LISTING>
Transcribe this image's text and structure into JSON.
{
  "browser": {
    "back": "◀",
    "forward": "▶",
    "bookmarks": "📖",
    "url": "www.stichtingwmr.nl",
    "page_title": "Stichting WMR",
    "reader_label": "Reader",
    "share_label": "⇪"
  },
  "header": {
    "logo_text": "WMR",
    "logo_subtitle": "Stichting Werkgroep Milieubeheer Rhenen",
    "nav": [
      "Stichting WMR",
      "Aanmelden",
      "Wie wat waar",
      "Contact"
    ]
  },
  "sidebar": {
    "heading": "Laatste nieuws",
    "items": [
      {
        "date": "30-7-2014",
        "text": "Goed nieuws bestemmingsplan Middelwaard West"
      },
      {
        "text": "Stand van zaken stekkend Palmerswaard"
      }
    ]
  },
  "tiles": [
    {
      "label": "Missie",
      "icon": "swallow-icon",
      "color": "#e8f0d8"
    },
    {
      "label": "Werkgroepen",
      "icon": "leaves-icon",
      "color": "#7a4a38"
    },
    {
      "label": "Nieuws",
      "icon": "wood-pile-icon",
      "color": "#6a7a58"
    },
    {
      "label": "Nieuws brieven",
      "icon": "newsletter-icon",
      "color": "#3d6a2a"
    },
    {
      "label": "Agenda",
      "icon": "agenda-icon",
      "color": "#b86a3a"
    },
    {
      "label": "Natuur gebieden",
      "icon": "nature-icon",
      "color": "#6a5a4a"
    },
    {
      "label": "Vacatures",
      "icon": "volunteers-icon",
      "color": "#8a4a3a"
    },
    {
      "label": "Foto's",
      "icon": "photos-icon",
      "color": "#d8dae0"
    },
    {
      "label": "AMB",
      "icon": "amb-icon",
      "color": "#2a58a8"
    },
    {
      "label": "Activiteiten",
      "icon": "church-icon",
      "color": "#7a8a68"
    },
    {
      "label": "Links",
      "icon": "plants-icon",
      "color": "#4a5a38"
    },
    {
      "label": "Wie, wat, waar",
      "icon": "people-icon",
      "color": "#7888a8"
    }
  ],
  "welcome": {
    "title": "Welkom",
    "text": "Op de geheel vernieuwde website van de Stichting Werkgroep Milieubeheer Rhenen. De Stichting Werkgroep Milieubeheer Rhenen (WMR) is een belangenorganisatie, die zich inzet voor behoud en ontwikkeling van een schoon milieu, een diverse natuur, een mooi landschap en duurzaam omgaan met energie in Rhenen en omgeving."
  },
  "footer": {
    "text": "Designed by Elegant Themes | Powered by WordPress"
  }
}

TASK> Word for word, extract all the records.

EXERCISE RESPONSE>
Transcribe this image's text and structure into JSON.
{
  "browser": {
    "back": "◀",
    "forward": "▶",
    "bookmarks": "📖",
    "url": "www.stichtingwmr.nl",
    "page_title": "Stichting WMR",
    "reader_label": "Reader",
    "share_label": "⇪"
  },
  "header": {
    "logo_text": "WMR",
    "logo_subtitle": "Stichting Werkgroep Milieubeheer Rhenen",
    "nav": [
      "Stichting WMR",
      "Aanmelden",
      "Wie wat waar",
      "Contact"
    ]
  },
  "sidebar": {
    "heading": "Laatste nieuws",
    "items": [
      {
        "date": "30-7-2014",
        "text": "Goed nieuws bestemmingsplan Middelwaard West"
      },
      {
        "text": "Stand van zaken stekkend Palmerswaard"
      }
    ]
  },
  "tiles": [
    {
      "label": "Missie",
      "icon": "swallow-icon",
      "color": "#e8f0d8"
    },
    {
      "label": "Werkgroepen",
      "icon": "leaves-icon",
      "color": "#7a4a38"
    },
    {
      "label": "Nieuws",
      "icon": "wood-pile-icon",
      "color": "#6a7a58"
    },
    {
      "label": "Nieuws brieven",
      "icon": "newsletter-icon",
      "color": "#3d6a2a"
    },
    {
      "label": "Agenda",
      "icon": "agenda-icon",
      "color": "#b86a3a"
    },
    {
      "label": "Natuur gebieden",
      "icon": "nature-icon",
      "color": "#6a5a4a"
    },
    {
      "label": "Vacatures",
      "icon": "volunteers-icon",
      "color": "#8a4a3a"
    },
    {
      "label": "Foto's",
      "icon": "photos-icon",
      "color": "#d8dae0"
    },
    {
      "label": "AMB",
      "icon": "amb-icon",
      "color": "#2a58a8"
    },
    {
      "label": "Activiteiten",
      "icon": "church-icon",
      "color": "#7a8a68"
    },
    {
      "label": "Links",
      "icon": "plants-icon",
      "color": "#4a5a38"
    },
    {
      "label": "Wie, wat, waar",
      "icon": "people-icon",
      "color": "#7888a8"
    }
  ],
  "welcome": {
    "title": "Welkom",
    "text": "Op de geheel vernieuwde website van de Stichting Werkgroep Milieubeheer Rhenen. De Stichting Werkgroep Milieubeheer Rhenen (WMR) is een belangenorganisatie, die zich inzet voor behoud en ontwikkeling van een schoon milieu, een diverse natuur, een mooi landschap en duurzaam omgaan met energie in Rhenen en omgeving."
  },
  "footer": {
    "text": "Designed by Elegant Themes | Powered by WordPress"
  }
}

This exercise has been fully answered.